Give the number of lines that contain the string "skills", and nothing else.

**Exercise input**
● ● ●

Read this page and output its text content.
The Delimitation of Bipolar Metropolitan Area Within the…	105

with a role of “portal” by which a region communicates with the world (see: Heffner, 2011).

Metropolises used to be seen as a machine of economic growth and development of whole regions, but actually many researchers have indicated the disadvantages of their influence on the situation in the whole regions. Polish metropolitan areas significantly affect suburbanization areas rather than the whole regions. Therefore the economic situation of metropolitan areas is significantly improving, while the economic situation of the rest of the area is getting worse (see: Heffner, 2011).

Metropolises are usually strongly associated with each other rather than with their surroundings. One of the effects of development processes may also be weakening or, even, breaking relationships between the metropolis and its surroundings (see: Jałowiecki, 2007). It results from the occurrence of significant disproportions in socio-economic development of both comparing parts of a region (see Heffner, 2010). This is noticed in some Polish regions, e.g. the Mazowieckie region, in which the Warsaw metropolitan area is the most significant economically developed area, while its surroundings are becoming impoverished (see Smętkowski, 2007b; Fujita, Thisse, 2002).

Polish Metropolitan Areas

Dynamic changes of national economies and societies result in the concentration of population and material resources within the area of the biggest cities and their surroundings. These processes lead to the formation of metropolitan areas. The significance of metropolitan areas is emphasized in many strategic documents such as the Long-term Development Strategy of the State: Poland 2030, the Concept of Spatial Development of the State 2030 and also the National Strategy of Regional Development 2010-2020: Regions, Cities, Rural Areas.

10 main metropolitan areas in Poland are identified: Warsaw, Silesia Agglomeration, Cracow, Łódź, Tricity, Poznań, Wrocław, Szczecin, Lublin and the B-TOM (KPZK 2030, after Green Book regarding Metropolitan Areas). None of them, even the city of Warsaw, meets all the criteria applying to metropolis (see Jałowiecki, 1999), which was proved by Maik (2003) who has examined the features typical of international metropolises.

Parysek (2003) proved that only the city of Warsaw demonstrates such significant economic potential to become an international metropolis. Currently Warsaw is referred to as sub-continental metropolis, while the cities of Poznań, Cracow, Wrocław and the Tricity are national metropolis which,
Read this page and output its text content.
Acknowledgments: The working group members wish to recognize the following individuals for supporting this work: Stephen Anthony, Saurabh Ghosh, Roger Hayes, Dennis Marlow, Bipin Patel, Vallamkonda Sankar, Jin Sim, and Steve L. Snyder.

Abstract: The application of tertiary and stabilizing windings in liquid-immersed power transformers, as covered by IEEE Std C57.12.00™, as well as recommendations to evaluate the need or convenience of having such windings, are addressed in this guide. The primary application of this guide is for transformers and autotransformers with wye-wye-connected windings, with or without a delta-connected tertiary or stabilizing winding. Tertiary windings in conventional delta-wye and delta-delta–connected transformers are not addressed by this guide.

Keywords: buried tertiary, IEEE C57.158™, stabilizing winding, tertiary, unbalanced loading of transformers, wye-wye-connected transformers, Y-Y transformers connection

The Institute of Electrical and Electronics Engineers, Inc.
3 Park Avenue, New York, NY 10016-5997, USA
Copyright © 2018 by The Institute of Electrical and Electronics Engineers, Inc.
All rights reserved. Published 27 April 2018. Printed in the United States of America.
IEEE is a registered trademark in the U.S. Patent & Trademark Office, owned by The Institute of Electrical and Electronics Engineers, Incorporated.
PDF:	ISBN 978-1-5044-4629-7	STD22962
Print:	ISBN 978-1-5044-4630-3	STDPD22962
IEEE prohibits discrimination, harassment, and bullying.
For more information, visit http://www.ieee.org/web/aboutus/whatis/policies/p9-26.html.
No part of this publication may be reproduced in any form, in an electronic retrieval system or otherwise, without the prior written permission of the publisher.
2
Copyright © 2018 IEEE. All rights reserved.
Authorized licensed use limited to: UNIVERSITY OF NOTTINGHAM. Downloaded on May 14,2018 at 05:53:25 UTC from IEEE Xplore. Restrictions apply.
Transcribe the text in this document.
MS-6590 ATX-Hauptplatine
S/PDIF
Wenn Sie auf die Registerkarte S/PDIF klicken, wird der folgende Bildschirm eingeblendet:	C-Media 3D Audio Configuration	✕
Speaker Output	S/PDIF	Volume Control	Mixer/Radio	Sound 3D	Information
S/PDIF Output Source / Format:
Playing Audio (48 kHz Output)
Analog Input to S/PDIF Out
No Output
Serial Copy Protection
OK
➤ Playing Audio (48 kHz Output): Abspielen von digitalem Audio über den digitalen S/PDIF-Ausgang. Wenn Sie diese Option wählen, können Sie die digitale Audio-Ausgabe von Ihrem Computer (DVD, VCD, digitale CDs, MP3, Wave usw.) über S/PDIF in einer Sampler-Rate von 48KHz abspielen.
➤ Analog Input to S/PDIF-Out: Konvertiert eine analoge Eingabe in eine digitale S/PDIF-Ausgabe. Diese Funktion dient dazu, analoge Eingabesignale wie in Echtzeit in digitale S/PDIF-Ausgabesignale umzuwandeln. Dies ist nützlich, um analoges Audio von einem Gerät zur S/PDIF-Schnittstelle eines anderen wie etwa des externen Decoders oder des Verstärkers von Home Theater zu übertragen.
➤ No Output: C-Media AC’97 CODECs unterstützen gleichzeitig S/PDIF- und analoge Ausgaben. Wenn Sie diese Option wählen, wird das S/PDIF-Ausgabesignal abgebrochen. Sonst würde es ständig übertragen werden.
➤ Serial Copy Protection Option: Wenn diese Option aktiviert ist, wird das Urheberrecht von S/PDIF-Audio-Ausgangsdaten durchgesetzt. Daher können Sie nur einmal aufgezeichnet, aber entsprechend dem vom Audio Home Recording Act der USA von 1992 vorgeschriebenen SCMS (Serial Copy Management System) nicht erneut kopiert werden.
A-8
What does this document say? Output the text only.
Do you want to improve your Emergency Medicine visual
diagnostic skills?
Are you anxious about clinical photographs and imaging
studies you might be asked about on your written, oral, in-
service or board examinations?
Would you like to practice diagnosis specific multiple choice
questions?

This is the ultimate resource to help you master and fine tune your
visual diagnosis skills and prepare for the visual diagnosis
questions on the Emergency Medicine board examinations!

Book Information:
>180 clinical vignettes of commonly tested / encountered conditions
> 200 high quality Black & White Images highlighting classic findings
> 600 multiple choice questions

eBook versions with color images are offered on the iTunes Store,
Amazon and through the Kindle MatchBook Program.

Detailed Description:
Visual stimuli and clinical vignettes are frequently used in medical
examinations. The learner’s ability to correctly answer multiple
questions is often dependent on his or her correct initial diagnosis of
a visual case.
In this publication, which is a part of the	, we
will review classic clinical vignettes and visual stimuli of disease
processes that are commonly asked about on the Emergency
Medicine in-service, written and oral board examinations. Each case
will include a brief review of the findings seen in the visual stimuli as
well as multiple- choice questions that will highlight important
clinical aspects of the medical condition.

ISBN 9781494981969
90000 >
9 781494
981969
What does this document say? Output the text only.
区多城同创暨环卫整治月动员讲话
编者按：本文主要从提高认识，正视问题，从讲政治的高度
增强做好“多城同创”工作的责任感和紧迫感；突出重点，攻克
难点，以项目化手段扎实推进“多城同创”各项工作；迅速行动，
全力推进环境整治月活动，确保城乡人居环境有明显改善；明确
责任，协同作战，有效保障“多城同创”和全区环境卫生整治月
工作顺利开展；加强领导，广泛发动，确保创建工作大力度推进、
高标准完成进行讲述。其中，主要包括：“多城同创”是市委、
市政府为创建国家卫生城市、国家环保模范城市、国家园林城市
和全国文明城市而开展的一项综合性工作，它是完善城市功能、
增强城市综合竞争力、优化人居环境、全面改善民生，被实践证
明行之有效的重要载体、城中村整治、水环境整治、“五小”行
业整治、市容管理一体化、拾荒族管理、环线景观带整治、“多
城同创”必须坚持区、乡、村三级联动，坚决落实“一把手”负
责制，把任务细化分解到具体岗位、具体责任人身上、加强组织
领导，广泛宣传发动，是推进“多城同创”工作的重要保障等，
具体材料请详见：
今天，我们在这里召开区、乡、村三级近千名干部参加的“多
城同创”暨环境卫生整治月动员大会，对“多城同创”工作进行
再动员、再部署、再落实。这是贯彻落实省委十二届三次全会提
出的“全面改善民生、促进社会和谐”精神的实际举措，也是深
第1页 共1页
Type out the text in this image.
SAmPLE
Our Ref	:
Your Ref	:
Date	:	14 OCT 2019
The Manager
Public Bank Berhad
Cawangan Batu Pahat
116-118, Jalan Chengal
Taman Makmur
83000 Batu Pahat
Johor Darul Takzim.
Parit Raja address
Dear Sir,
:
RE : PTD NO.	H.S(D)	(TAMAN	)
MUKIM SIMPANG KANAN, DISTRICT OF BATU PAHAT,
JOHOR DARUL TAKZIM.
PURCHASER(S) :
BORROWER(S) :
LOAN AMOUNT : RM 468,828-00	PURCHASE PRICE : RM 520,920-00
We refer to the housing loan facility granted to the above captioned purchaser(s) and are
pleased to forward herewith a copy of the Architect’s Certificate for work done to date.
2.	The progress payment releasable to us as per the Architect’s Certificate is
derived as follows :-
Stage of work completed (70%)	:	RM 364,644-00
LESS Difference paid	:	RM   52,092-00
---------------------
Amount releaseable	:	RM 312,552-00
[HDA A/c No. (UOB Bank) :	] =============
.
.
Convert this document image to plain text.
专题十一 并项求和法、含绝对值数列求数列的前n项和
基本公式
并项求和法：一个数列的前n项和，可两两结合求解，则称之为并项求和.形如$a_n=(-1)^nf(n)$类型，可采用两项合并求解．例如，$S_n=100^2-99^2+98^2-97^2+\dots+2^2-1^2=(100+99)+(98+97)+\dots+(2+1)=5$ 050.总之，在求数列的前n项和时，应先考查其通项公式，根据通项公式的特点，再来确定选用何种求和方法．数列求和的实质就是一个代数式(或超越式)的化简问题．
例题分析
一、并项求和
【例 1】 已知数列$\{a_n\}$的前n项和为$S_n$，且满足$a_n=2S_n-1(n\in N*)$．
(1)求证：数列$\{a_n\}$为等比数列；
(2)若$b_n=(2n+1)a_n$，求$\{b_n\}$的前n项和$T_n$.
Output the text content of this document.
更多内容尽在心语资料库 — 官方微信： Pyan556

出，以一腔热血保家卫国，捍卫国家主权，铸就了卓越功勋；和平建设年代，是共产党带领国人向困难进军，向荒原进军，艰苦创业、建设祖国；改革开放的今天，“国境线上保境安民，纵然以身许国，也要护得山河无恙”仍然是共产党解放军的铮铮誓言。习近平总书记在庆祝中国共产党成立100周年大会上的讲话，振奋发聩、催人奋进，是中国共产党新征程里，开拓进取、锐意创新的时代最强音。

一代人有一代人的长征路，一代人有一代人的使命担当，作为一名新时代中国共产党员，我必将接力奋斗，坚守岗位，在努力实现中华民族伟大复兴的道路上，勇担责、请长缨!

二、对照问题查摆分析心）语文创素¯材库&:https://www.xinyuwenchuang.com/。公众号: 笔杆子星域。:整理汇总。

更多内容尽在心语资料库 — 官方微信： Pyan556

● ● ●

**Finished task**
2